TASK PROMPT
Below is a set of records. Repeat all of them exactly.
## BEGIN RECORDS FOR THIS EXERCISE
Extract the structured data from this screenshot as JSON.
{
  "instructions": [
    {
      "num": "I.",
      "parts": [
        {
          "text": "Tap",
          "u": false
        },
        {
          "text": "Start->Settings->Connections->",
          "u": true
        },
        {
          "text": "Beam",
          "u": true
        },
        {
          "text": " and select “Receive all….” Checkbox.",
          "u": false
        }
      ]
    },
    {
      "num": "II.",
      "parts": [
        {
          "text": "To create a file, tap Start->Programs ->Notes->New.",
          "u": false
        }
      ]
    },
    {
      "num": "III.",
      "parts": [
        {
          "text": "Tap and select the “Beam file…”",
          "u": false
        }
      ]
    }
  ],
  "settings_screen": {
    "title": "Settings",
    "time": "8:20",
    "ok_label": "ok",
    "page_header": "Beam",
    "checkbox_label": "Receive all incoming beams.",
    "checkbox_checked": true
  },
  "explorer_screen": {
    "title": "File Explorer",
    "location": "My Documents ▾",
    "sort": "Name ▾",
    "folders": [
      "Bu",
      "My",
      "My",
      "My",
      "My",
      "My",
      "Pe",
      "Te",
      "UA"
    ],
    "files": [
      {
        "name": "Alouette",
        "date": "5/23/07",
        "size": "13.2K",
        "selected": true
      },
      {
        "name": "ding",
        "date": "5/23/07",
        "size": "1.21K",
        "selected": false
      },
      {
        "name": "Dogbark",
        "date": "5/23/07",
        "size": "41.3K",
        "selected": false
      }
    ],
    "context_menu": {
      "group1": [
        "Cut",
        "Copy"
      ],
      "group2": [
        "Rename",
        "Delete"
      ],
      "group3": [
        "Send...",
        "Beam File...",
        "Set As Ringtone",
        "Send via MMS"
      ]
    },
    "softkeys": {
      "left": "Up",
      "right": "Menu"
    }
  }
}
## END RECORDS FOR THIS EXERCISE
FINISHED TASK
Extract the structured data from this screenshot as JSON.
{
  "instructions": [
    {
      "num": "I.",
      "parts": [
        {
          "text": "Tap",
          "u": false
        },
        {
          "text": "Start->Settings->Connections->",
          "u": true
        },
        {
          "text": "Beam",
          "u": true
        },
        {
          "text": " and select “Receive all….” Checkbox.",
          "u": false
        }
      ]
    },
    {
      "num": "II.",
      "parts": [
        {
          "text": "To create a file, tap Start->Programs ->Notes->New.",
          "u": false
        }
      ]
    },
    {
      "num": "III.",
      "parts": [
        {
          "text": "Tap and select the “Beam file…”",
          "u": false
        }
      ]
    }
  ],
  "settings_screen": {
    "title": "Settings",
    "time": "8:20",
    "ok_label": "ok",
    "page_header": "Beam",
    "checkbox_label": "Receive all incoming beams.",
    "checkbox_checked": true
  },
  "explorer_screen": {
    "title": "File Explorer",
    "location": "My Documents ▾",
    "sort": "Name ▾",
    "folders": [
      "Bu",
      "My",
      "My",
      "My",
      "My",
      "My",
      "Pe",
      "Te",
      "UA"
    ],
    "files": [
      {
        "name": "Alouette",
        "date": "5/23/07",
        "size": "13.2K",
        "selected": true
      },
      {
        "name": "ding",
        "date": "5/23/07",
        "size": "1.21K",
        "selected": false
      },
      {
        "name": "Dogbark",
        "date": "5/23/07",
        "size": "41.3K",
        "selected": false
      }
    ],
    "context_menu": {
      "group1": [
        "Cut",
        "Copy"
      ],
      "group2": [
        "Rename",
        "Delete"
      ],
      "group3": [
        "Send...",
        "Beam File...",
        "Set As Ringtone",
        "Send via MMS"
      ]
    },
    "softkeys": {
      "left": "Up",
      "right": "Menu"
    }
  }
}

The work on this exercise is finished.